> Records excerpted from a collection
····················
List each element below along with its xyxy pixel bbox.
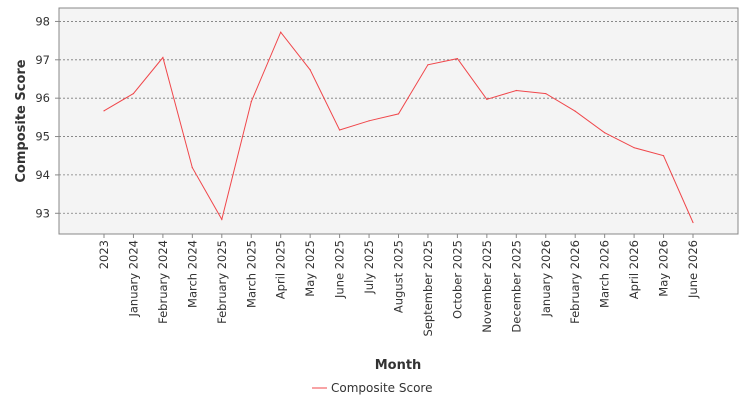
plot-area	[59, 8, 738, 234]
plot-frame	[58, 7, 739, 235]
data-point	[132, 92, 135, 95]
data-point	[633, 147, 635, 149]
data-point	[456, 58, 458, 60]
x-tick-label: November 2025	[480, 240, 494, 333]
grid-lines	[59, 21, 738, 214]
y-tick-label: 95	[35, 130, 50, 144]
x-tick-label: July 2025	[362, 240, 376, 295]
data-point	[486, 98, 488, 100]
data-point	[250, 101, 252, 103]
x-tick-label: 2023	[97, 240, 111, 269]
data-point	[280, 31, 282, 33]
x-tick-label: December 2025	[509, 240, 523, 333]
x-tick-label: June 2025	[333, 240, 347, 299]
x-tick-label: September 2025	[421, 240, 435, 337]
x-tick-label: January 2024	[126, 240, 140, 318]
y-axis-label: Composite Score	[14, 59, 29, 182]
series-lines	[103, 31, 694, 224]
x-tick-label: February 2024	[156, 240, 170, 324]
data-point	[339, 129, 341, 131]
y-tick-label: 94	[35, 168, 50, 182]
x-tick-label: June 2026	[686, 240, 700, 299]
x-tick-label: August 2025	[392, 240, 406, 313]
x-tick-label: March 2025	[244, 240, 258, 308]
x-tick-label: April 2026	[627, 240, 641, 299]
x-tick-label: February 2026	[568, 240, 582, 324]
x-tick-label: March 2026	[598, 240, 612, 308]
data-point	[397, 113, 400, 115]
x-tick-label: March 2024	[185, 240, 199, 308]
data-point	[662, 155, 665, 157]
data-point	[162, 56, 164, 59]
y-tick-label: 93	[35, 206, 50, 220]
data-point	[103, 110, 105, 112]
data-point	[309, 69, 311, 71]
x-tick-label: May 2026	[657, 240, 671, 297]
y-tick-label: 98	[35, 14, 50, 28]
y-tick-label: 96	[35, 91, 50, 105]
legend-label-composite-score: Composite Score	[331, 381, 432, 395]
data-point	[221, 218, 223, 221]
y-tick-label: 97	[35, 53, 50, 67]
data-point	[545, 92, 547, 95]
x-axis: 2023 January 2024 February 2024 March 2024 F…	[97, 234, 700, 337]
x-axis-label: Month	[375, 358, 422, 373]
data-point	[574, 110, 576, 112]
data-point	[515, 89, 517, 92]
legend: Composite Score	[312, 381, 432, 395]
x-tick-label: October 2025	[450, 240, 464, 319]
data-point	[604, 132, 606, 134]
data-point	[692, 221, 694, 224]
data-point	[368, 120, 370, 122]
x-tick-label: February 2025	[215, 240, 229, 324]
data-point	[427, 64, 429, 66]
y-axis: 93 94 95 96 97 98	[35, 14, 59, 220]
x-tick-label: April 2025	[274, 240, 288, 299]
data-point	[191, 167, 193, 169]
x-tick-label: January 2026	[539, 240, 553, 318]
x-tick-label: May 2025	[303, 240, 317, 297]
····················
> Directions for this task
Find each line in the records that contains the word "June" and copy those lines. The match must respect uppercase and lowercase letters.

> Correct answer
x-tick-label: June 2025	[333, 240, 347, 299]
x-tick-label: June 2026	[686, 240, 700, 299]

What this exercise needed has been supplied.